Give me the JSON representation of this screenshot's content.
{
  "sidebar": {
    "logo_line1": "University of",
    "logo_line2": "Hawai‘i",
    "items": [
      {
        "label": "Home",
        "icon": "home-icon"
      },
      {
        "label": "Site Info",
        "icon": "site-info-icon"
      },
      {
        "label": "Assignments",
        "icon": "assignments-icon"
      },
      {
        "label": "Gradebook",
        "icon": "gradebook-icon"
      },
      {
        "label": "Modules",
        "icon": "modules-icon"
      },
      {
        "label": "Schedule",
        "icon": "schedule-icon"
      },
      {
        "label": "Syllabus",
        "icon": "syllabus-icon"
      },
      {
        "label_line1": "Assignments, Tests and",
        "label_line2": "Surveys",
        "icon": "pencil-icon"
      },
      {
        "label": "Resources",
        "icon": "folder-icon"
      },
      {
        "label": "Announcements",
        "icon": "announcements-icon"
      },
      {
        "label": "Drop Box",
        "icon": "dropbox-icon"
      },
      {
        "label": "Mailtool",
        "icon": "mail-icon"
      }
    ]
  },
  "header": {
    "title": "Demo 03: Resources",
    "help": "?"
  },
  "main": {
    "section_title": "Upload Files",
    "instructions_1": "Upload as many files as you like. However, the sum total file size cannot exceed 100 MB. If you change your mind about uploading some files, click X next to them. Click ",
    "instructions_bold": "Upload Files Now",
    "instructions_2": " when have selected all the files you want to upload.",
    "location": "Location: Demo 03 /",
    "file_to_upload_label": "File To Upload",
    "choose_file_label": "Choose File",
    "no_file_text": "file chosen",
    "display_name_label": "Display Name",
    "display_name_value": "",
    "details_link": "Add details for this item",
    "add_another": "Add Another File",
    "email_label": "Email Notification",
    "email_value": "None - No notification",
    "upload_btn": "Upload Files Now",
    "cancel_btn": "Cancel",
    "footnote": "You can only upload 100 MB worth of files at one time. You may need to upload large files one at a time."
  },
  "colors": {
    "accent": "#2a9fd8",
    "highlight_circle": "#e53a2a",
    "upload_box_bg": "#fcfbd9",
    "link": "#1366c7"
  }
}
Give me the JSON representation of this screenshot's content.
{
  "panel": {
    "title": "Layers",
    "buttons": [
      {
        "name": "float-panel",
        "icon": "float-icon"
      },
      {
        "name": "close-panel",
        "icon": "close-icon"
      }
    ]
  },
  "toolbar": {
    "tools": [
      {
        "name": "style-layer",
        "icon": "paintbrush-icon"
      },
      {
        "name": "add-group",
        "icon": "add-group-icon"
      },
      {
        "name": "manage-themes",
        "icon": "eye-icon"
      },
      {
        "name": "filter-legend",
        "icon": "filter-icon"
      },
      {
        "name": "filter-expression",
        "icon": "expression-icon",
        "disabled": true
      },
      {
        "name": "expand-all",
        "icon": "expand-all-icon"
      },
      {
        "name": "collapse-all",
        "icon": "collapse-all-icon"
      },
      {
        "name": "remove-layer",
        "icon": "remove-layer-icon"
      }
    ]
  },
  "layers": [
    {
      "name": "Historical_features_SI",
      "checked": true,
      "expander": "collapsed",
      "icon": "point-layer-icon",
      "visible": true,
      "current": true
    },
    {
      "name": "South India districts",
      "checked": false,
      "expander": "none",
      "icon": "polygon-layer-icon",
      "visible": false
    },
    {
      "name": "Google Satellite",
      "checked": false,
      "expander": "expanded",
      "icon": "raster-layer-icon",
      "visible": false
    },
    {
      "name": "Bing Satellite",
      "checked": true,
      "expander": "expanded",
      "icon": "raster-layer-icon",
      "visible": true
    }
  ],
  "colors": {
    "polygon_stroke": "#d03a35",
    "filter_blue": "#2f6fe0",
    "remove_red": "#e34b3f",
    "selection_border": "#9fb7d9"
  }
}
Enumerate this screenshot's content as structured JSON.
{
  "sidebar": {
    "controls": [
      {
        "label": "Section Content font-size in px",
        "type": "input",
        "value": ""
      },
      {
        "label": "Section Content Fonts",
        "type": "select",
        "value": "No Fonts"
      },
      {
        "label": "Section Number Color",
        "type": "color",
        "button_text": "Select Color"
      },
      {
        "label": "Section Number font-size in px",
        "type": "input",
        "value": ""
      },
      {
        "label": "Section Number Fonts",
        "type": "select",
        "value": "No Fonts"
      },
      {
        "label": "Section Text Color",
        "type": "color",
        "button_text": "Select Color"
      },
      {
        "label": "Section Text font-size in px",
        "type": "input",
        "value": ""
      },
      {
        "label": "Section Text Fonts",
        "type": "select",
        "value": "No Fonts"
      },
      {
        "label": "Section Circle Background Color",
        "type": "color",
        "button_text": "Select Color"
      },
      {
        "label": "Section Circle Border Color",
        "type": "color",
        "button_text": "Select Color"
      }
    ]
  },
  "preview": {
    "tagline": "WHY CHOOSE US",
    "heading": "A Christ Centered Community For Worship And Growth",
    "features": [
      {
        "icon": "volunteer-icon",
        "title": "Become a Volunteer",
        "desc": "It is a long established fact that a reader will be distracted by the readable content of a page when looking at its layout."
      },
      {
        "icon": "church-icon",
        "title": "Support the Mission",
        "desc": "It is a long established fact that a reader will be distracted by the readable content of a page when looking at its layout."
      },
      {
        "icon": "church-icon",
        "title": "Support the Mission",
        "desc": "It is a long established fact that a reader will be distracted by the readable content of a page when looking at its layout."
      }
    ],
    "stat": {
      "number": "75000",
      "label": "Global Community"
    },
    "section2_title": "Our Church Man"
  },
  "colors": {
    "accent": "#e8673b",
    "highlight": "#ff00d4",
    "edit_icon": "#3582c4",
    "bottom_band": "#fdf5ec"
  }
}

----------

WHAT THIS TASK INVOLVES: Pull out each record as written and restate it exactly.

EXERCISE ANSWER:
Give me the JSON representation of this screenshot's content.
{
  "sidebar": {
    "logo_line1": "University of",
    "logo_line2": "Hawai‘i",
    "items": [
      {
        "label": "Home",
        "icon": "home-icon"
      },
      {
        "label": "Site Info",
        "icon": "site-info-icon"
      },
      {
        "label": "Assignments",
        "icon": "assignments-icon"
      },
      {
        "label": "Gradebook",
        "icon": "gradebook-icon"
      },
      {
        "label": "Modules",
        "icon": "modules-icon"
      },
      {
        "label": "Schedule",
        "icon": "schedule-icon"
      },
      {
        "label": "Syllabus",
        "icon": "syllabus-icon"
      },
      {
        "label_line1": "Assignments, Tests and",
        "label_line2": "Surveys",
        "icon": "pencil-icon"
      },
      {
        "label": "Resources",
        "icon": "folder-icon"
      },
      {
        "label": "Announcements",
        "icon": "announcements-icon"
      },
      {
        "label": "Drop Box",
        "icon": "dropbox-icon"
      },
      {
        "label": "Mailtool",
        "icon": "mail-icon"
      }
    ]
  },
  "header": {
    "title": "Demo 03: Resources",
    "help": "?"
  },
  "main": {
    "section_title": "Upload Files",
    "instructions_1": "Upload as many files as you like. However, the sum total file size cannot exceed 100 MB. If you change your mind about uploading some files, click X next to them. Click ",
    "instructions_bold": "Upload Files Now",
    "instructions_2": " when have selected all the files you want to upload.",
    "location": "Location: Demo 03 /",
    "file_to_upload_label": "File To Upload",
    "choose_file_label": "Choose File",
    "no_file_text": "file chosen",
    "display_name_label": "Display Name",
    "display_name_value": "",
    "details_link": "Add details for this item",
    "add_another": "Add Another File",
    "email_label": "Email Notification",
    "email_value": "None - No notification",
    "upload_btn": "Upload Files Now",
    "cancel_btn": "Cancel",
    "footnote": "You can only upload 100 MB worth of files at one time. You may need to upload large files one at a time."
  },
  "colors": {
    "accent": "#2a9fd8",
    "highlight_circle": "#e53a2a",
    "upload_box_bg": "#fcfbd9",
    "link": "#1366c7"
  }
}
Give me the JSON representation of this screenshot's content.
{
  "panel": {
    "title": "Layers",
    "buttons": [
      {
        "name": "float-panel",
        "icon": "float-icon"
      },
      {
        "name": "close-panel",
        "icon": "close-icon"
      }
    ]
  },
  "toolbar": {
    "tools": [
      {
        "name": "style-layer",
        "icon": "paintbrush-icon"
      },
      {
        "name": "add-group",
        "icon": "add-group-icon"
      },
      {
        "name": "manage-themes",
        "icon": "eye-icon"
      },
      {
        "name": "filter-legend",
        "icon": "filter-icon"
      },
      {
        "name": "filter-expression",
        "icon": "expression-icon",
        "disabled": true
      },
      {
        "name": "expand-all",
        "icon": "expand-all-icon"
      },
      {
        "name": "collapse-all",
        "icon": "collapse-all-icon"
      },
      {
        "name": "remove-layer",
        "icon": "remove-layer-icon"
      }
    ]
  },
  "layers": [
    {
      "name": "Historical_features_SI",
      "checked": true,
      "expander": "collapsed",
      "icon": "point-layer-icon",
      "visible": true,
      "current": true
    },
    {
      "name": "South India districts",
      "checked": false,
      "expander": "none",
      "icon": "polygon-layer-icon",
      "visible": false
    },
    {
      "name": "Google Satellite",
      "checked": false,
      "expander": "expanded",
      "icon": "raster-layer-icon",
      "visible": false
    },
    {
      "name": "Bing Satellite",
      "checked": true,
      "expander": "expanded",
      "icon": "raster-layer-icon",
      "visible": true
    }
  ],
  "colors": {
    "polygon_stroke": "#d03a35",
    "filter_blue": "#2f6fe0",
    "remove_red": "#e34b3f",
    "selection_border": "#9fb7d9"
  }
}
Enumerate this screenshot's content as structured JSON.
{
  "sidebar": {
    "controls": [
      {
        "label": "Section Content font-size in px",
        "type": "input",
        "value": ""
      },
      {
        "label": "Section Content Fonts",
        "type": "select",
        "value": "No Fonts"
      },
      {
        "label": "Section Number Color",
        "type": "color",
        "button_text": "Select Color"
      },
      {
        "label": "Section Number font-size in px",
        "type": "input",
        "value": ""
      },
      {
        "label": "Section Number Fonts",
        "type": "select",
        "value": "No Fonts"
      },
      {
        "label": "Section Text Color",
        "type": "color",
        "button_text": "Select Color"
      },
      {
        "label": "Section Text font-size in px",
        "type": "input",
        "value": ""
      },
      {
        "label": "Section Text Fonts",
        "type": "select",
        "value": "No Fonts"
      },
      {
        "label": "Section Circle Background Color",
        "type": "color",
        "button_text": "Select Color"
      },
      {
        "label": "Section Circle Border Color",
        "type": "color",
        "button_text": "Select Color"
      }
    ]
  },
  "preview": {
    "tagline": "WHY CHOOSE US",
    "heading": "A Christ Centered Community For Worship And Growth",
    "features": [
      {
        "icon": "volunteer-icon",
        "title": "Become a Volunteer",
        "desc": "It is a long established fact that a reader will be distracted by the readable content of a page when looking at its layout."
      },
      {
        "icon": "church-icon",
        "title": "Support the Mission",
        "desc": "It is a long established fact that a reader will be distracted by the readable content of a page when looking at its layout."
      },
      {
        "icon": "church-icon",
        "title": "Support the Mission",
        "desc": "It is a long established fact that a reader will be distracted by the readable content of a page when looking at its layout."
      }
    ],
    "stat": {
      "number": "75000",
      "label": "Global Community"
    },
    "section2_title": "Our Church Man"
  },
  "colors": {
    "accent": "#e8673b",
    "highlight": "#ff00d4",
    "edit_icon": "#3582c4",
    "bottom_band": "#fdf5ec"
  }
}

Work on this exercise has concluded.